> _What is needed_
What is the number of lines holding the word "COWL"? Write that number and nothing else.

> _Rows_

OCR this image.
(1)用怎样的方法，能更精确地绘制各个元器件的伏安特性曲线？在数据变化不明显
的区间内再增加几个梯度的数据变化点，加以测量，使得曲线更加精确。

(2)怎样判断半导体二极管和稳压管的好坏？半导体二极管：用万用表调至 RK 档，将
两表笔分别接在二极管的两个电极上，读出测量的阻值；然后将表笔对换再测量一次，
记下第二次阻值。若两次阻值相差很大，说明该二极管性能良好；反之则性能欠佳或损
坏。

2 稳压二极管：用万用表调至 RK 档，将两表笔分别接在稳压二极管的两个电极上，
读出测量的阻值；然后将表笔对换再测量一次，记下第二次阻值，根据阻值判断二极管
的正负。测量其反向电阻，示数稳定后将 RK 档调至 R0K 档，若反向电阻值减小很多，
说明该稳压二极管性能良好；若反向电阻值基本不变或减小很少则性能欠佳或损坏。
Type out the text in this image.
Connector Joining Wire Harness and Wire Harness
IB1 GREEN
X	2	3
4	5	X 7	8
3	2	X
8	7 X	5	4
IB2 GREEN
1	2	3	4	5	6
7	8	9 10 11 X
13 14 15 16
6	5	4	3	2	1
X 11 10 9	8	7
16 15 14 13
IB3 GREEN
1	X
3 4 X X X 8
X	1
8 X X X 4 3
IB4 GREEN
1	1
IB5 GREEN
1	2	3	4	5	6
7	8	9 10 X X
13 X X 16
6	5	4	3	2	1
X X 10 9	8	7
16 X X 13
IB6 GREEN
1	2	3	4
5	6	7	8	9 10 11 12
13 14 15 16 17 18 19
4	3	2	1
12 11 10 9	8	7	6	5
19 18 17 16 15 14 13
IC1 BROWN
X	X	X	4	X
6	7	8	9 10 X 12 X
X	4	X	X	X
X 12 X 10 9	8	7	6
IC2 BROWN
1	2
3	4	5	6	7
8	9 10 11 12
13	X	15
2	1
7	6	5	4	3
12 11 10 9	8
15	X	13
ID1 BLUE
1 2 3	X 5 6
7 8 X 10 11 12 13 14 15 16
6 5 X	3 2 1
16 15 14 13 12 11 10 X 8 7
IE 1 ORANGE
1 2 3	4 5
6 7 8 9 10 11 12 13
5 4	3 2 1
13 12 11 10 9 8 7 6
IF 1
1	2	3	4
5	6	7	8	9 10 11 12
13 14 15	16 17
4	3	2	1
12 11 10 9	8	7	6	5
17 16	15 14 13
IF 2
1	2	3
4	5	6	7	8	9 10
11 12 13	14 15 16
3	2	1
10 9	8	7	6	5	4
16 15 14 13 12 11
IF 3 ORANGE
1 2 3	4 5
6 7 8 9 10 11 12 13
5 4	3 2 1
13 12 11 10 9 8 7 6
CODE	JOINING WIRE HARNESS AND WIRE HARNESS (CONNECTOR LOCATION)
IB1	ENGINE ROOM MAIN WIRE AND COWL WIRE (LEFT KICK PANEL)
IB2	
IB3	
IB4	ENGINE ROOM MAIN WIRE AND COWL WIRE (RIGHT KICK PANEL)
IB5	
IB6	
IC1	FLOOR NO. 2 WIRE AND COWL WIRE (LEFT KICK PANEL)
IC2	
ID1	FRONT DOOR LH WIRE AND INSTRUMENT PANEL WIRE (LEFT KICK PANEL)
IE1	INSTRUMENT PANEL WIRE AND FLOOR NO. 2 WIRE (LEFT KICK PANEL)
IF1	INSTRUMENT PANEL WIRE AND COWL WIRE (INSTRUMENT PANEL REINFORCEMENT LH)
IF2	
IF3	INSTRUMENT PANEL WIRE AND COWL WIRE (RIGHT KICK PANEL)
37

> _Answer below_
5